----- Provided entries
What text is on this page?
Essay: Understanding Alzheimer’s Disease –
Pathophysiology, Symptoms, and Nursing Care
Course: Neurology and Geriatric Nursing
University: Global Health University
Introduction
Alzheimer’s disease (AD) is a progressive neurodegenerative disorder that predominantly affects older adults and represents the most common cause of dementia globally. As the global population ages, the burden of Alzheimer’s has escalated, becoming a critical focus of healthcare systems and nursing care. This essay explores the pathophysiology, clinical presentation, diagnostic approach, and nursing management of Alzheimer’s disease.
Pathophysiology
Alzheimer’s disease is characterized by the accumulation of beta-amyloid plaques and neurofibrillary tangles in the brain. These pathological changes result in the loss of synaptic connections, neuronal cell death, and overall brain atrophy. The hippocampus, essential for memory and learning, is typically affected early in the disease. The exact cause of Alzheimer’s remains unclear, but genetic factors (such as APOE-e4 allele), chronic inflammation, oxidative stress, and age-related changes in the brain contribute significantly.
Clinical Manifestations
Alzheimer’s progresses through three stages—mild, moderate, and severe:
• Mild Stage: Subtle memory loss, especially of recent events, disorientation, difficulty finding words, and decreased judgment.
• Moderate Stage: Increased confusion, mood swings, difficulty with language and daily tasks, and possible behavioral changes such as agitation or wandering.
----------
The task: Choose all lines containing the string "difficulty" and copy them out.

Solution to this exercise:
• Mild Stage: Subtle memory loss, especially of recent events, disorientation, difficulty finding words, and decreased judgment.
• Moderate Stage: Increased confusion, mood swings, difficulty with language and daily tasks, and possible behavioral changes such as agitation or wandering.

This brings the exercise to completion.